Reproduce each line of the material exactly, minus any picture.

★ ★ ★

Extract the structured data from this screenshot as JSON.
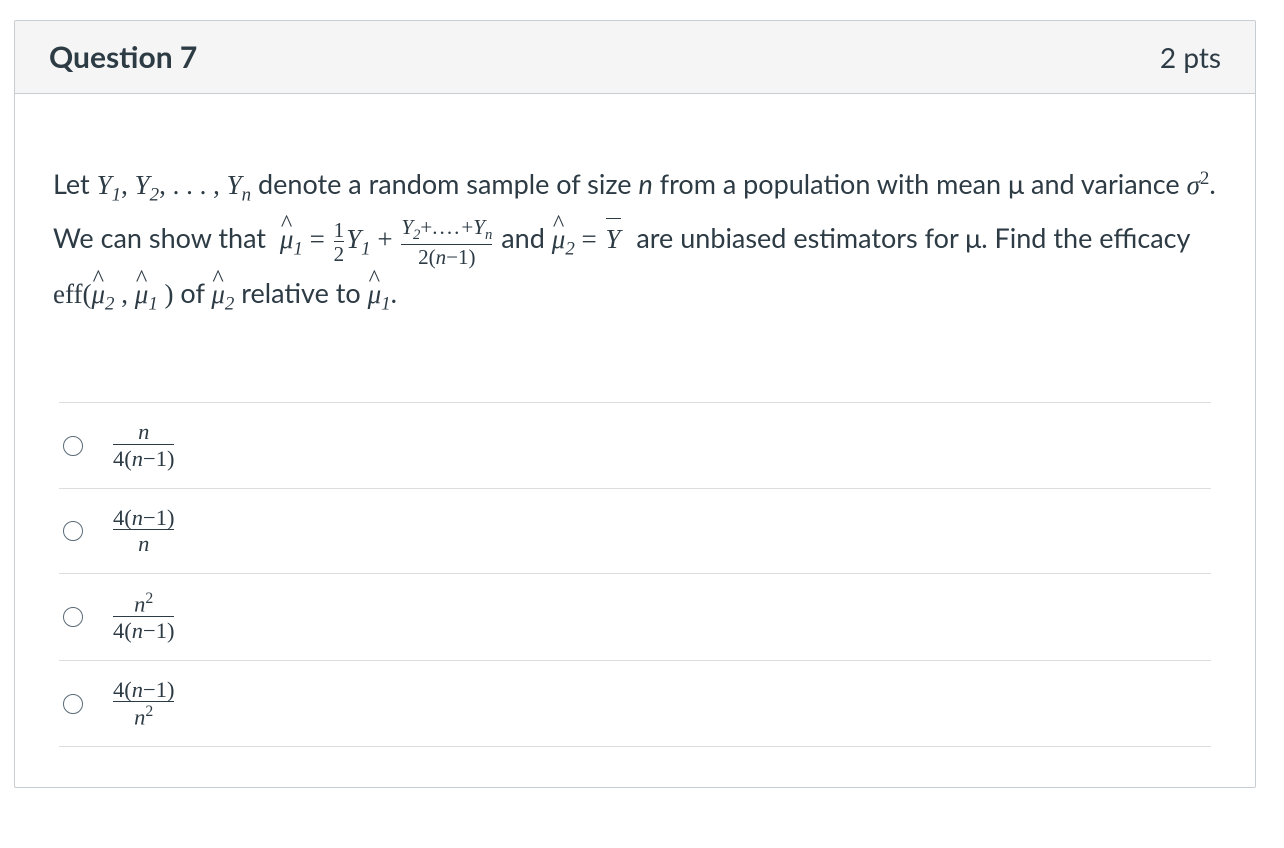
{
  "question": {
    "title": "Question 7",
    "points": "2 pts",
    "promptHtml": "Let <span class=\"math\"><i>Y</i><span class=\"sub\">1</span>, <i>Y</i><span class=\"sub\">2</span>, . . . , <i>Y</i><span class=\"sub\">n</span></span> denote a random sample of size <span class=\"ital\">n</span> from a population with mean μ and variance <span class=\"math\"><i>σ</i><span class=\"sup\">2</span></span>. We can show that &nbsp;<span class=\"math\"><span class=\"hat\"><i>μ</i></span><span class=\"sub\">1</span> = <span class=\"frac\"><span class=\"num\">1</span><span class=\"den\">2</span></span><i>Y</i><span class=\"sub\">1</span> + <span class=\"frac\"><span class=\"num\"><i>Y</i><span class=\"sub\">2</span>+<span style=\"letter-spacing:2px;\">....</span>+<i>Y</i><span class=\"sub\">n</span></span><span class=\"den\">2(<i>n</i>&minus;1)</span></span></span> and <span class=\"math\"><span class=\"hat\"><i>μ</i></span><span class=\"sub\">2</span> = <span class=\"bar\"><i>Y</i></span></span>&nbsp; are unbiased estimators for μ. Find the efficacy <span class=\"math\">eff(<span class=\"hat\"><i>μ</i></span><span class=\"sub\">2</span> , <span class=\"hat\"><i>μ</i></span><span class=\"sub\">1</span> )</span> of <span class=\"math\"><span class=\"hat\"><i>μ</i></span><span class=\"sub\">2</span></span> relative to <span class=\"math\"><span class=\"hat\"><i>μ</i></span><span class=\"sub\">1</span></span>.",
    "options": [
      {
        "id": "opt1",
        "html": "<span class=\"frac\"><span class=\"num\"><i>n</i></span><span class=\"den\">4(<i>n</i>&minus;1)</span></span>"
      },
      {
        "id": "opt2",
        "html": "<span class=\"frac\"><span class=\"num\">4(<i>n</i>&minus;1)</span><span class=\"den\"><i>n</i></span></span>"
      },
      {
        "id": "opt3",
        "html": "<span class=\"frac\"><span class=\"num\"><i>n</i><span class=\"sup\">2</span></span><span class=\"den\">4(<i>n</i>&minus;1)</span></span>"
      },
      {
        "id": "opt4",
        "html": "<span class=\"frac\"><span class=\"num\">4(<i>n</i>&minus;1)</span><span class=\"den\"><i>n</i><span class=\"sup\">2</span></span></span>"
      }
    ]
  }
}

★ ★ ★

WRITTEN SOLUTION →
Extract the structured data from this screenshot as JSON.
{
  "question": {
    "title": "Question 7",
    "points": "2 pts",
    "promptHtml": "Let <span class=\"math\"><i>Y</i><span class=\"sub\">1</span>, <i>Y</i><span class=\"sub\">2</span>, . . . , <i>Y</i><span class=\"sub\">n</span></span> denote a random sample of size <span class=\"ital\">n</span> from a population with mean μ and variance <span class=\"math\"><i>σ</i><span class=\"sup\">2</span></span>. We can show that &nbsp;<span class=\"math\"><span class=\"hat\"><i>μ</i></span><span class=\"sub\">1</span> = <span class=\"frac\"><span class=\"num\">1</span><span class=\"den\">2</span></span><i>Y</i><span class=\"sub\">1</span> + <span class=\"frac\"><span class=\"num\"><i>Y</i><span class=\"sub\">2</span>+<span style=\"letter-spacing:2px;\">....</span>+<i>Y</i><span class=\"sub\">n</span></span><span class=\"den\">2(<i>n</i>&minus;1)</span></span></span> and <span class=\"math\"><span class=\"hat\"><i>μ</i></span><span class=\"sub\">2</span> = <span class=\"bar\"><i>Y</i></span></span>&nbsp; are unbiased estimators for μ. Find the efficacy <span class=\"math\">eff(<span class=\"hat\"><i>μ</i></span><span class=\"sub\">2</span> , <span class=\"hat\"><i>μ</i></span><span class=\"sub\">1</span> )</span> of <span class=\"math\"><span class=\"hat\"><i>μ</i></span><span class=\"sub\">2</span></span> relative to <span class=\"math\"><span class=\"hat\"><i>μ</i></span><span class=\"sub\">1</span></span>.",
    "options": [
      {
        "id": "opt1",
        "html": "<span class=\"frac\"><span class=\"num\"><i>n</i></span><span class=\"den\">4(<i>n</i>&minus;1)</span></span>"
      },
      {
        "id": "opt2",
        "html": "<span class=\"frac\"><span class=\"num\">4(<i>n</i>&minus;1)</span><span class=\"den\"><i>n</i></span></span>"
      },
      {
        "id": "opt3",
        "html": "<span class=\"frac\"><span class=\"num\"><i>n</i><span class=\"sup\">2</span></span><span class=\"den\">4(<i>n</i>&minus;1)</span></span>"
      },
      {
        "id": "opt4",
        "html": "<span class=\"frac\"><span class=\"num\">4(<i>n</i>&minus;1)</span><span class=\"den\"><i>n</i><span class=\"sup\">2</span></span></span>"
      }
    ]
  }
}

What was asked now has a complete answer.